WHAT IS NEEDED:
Here are some records; quote them exactly, leaving out the pictures.

GIVEN DATA:
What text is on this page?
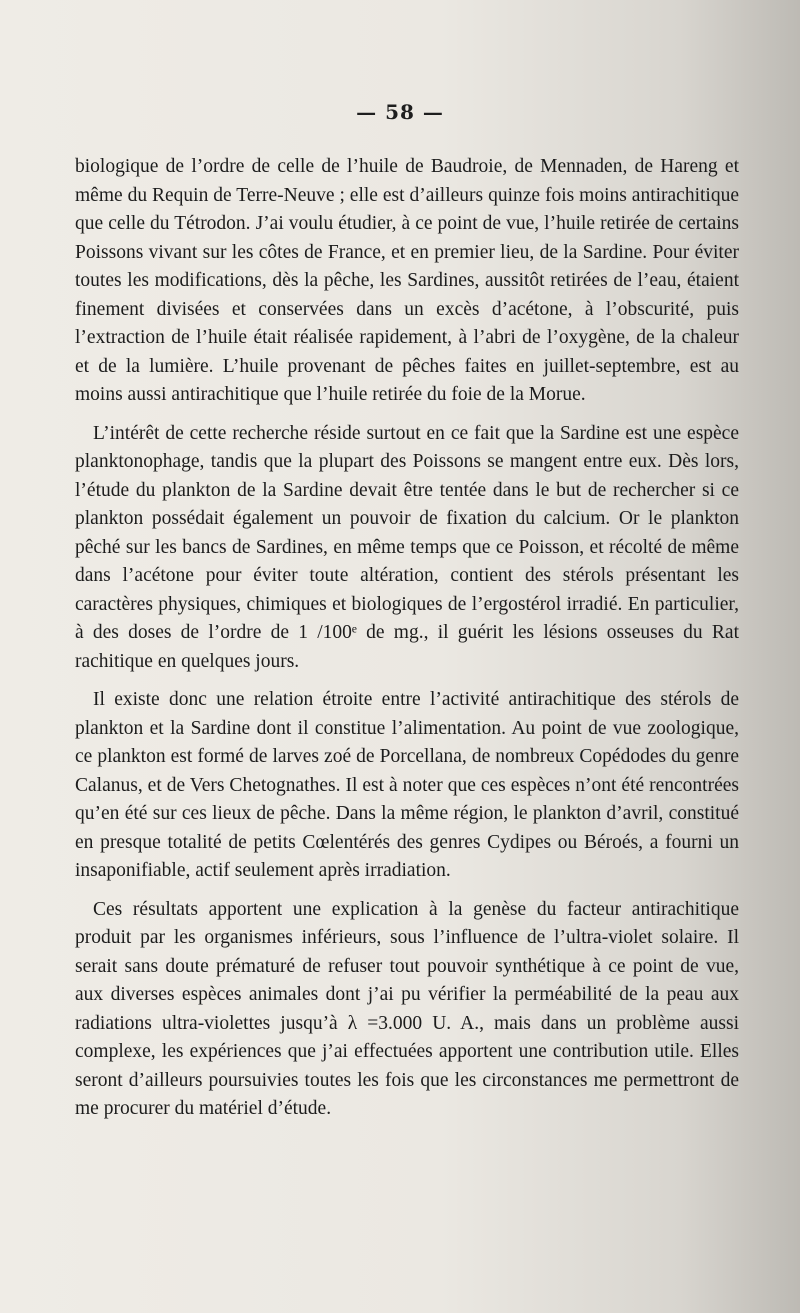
— 58 —

biologique de l’ordre de celle de l’huile de Baudroie, de Mennaden, de Hareng et même du Requin de Terre-Neuve ; elle est d’ailleurs quinze fois moins antirachitique que celle du Tétrodon. J’ai voulu étudier, à ce point de vue, l’huile retirée de certains Poissons vivant sur les côtes de France, et en premier lieu, de la Sardine. Pour éviter toutes les modifications, dès la pêche, les Sardines, aussitôt retirées de l’eau, étaient finement divisées et conservées dans un excès d’acétone, à l’obscurité, puis l’extraction de l’huile était réalisée rapidement, à l’abri de l’oxygène, de la chaleur et de la lumière. L’huile provenant de pêches faites en juillet-septembre, est au moins aussi antirachitique que l’huile retirée du foie de la Morue.

L’intérêt de cette recherche réside surtout en ce fait que la Sardine est une espèce planktonophage, tandis que la plupart des Poissons se mangent entre eux. Dès lors, l’étude du plankton de la Sardine devait être tentée dans le but de rechercher si ce plankton possédait également un pouvoir de fixation du calcium. Or le plankton pêché sur les bancs de Sardines, en même temps que ce Poisson, et récolté de même dans l’acétone pour éviter toute altération, contient des stérols présentant les caractères physiques, chimiques et biologiques de l’ergostérol irradié. En particulier, à des doses de l’ordre de 1 /100ᵉ de mg., il guérit les lésions osseuses du Rat rachitique en quelques jours.

Il existe donc une relation étroite entre l’activité antirachitique des stérols de plankton et la Sardine dont il constitue l’alimentation. Au point de vue zoologique, ce plankton est formé de larves zoé de Porcellana, de nombreux Copédodes du genre Calanus, et de Vers Chetognathes. Il est à noter que ces espèces n’ont été rencontrées qu’en été sur ces lieux de pêche. Dans la même région, le plankton d’avril, constitué en presque totalité de petits Cœlentérés des genres Cydipes ou Béroés, a fourni un insaponifiable, actif seulement après irradiation.

Ces résultats apportent une explication à la genèse du facteur antirachitique produit par les organismes inférieurs, sous l’influence de l’ultra-violet solaire. Il serait sans doute prématuré de refuser tout pouvoir synthétique à ce point de vue, aux diverses espèces animales dont j’ai pu vérifier la perméabilité de la peau aux radiations ultra-violettes jusqu’à λ =3.000 U. A., mais dans un problème aussi complexe, les expériences que j’ai effectuées apportent une contribution utile. Elles seront d’ailleurs poursuivies toutes les fois que les circonstances me permettront de me procurer du matériel d’étude.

SOLUTION FOR THIS EXERCISE:
What text is on this page?
— 58 —

biologique de l’ordre de celle de l’huile de Baudroie, de Mennaden, de Hareng et même du Requin de Terre-Neuve ; elle est d’ailleurs quinze fois moins antirachitique que celle du Tétrodon. J’ai voulu étudier, à ce point de vue, l’huile retirée de certains Poissons vivant sur les côtes de France, et en premier lieu, de la Sardine. Pour éviter toutes les modifications, dès la pêche, les Sardines, aussitôt retirées de l’eau, étaient finement divisées et conservées dans un excès d’acétone, à l’obscurité, puis l’extraction de l’huile était réalisée rapidement, à l’abri de l’oxygène, de la chaleur et de la lumière. L’huile provenant de pêches faites en juillet-septembre, est au moins aussi antirachitique que l’huile retirée du foie de la Morue.

L’intérêt de cette recherche réside surtout en ce fait que la Sardine est une espèce planktonophage, tandis que la plupart des Poissons se mangent entre eux. Dès lors, l’étude du plankton de la Sardine devait être tentée dans le but de rechercher si ce plankton possédait également un pouvoir de fixation du calcium. Or le plankton pêché sur les bancs de Sardines, en même temps que ce Poisson, et récolté de même dans l’acétone pour éviter toute altération, contient des stérols présentant les caractères physiques, chimiques et biologiques de l’ergostérol irradié. En particulier, à des doses de l’ordre de 1 /100ᵉ de mg., il guérit les lésions osseuses du Rat rachitique en quelques jours.

Il existe donc une relation étroite entre l’activité antirachitique des stérols de plankton et la Sardine dont il constitue l’alimentation. Au point de vue zoologique, ce plankton est formé de larves zoé de Porcellana, de nombreux Copédodes du genre Calanus, et de Vers Chetognathes. Il est à noter que ces espèces n’ont été rencontrées qu’en été sur ces lieux de pêche. Dans la même région, le plankton d’avril, constitué en presque totalité de petits Cœlentérés des genres Cydipes ou Béroés, a fourni un insaponifiable, actif seulement après irradiation.

Ces résultats apportent une explication à la genèse du facteur antirachitique produit par les organismes inférieurs, sous l’influence de l’ultra-violet solaire. Il serait sans doute prématuré de refuser tout pouvoir synthétique à ce point de vue, aux diverses espèces animales dont j’ai pu vérifier la perméabilité de la peau aux radiations ultra-violettes jusqu’à λ =3.000 U. A., mais dans un problème aussi complexe, les expériences que j’ai effectuées apportent une contribution utile. Elles seront d’ailleurs poursuivies toutes les fois que les circonstances me permettront de me procurer du matériel d’étude.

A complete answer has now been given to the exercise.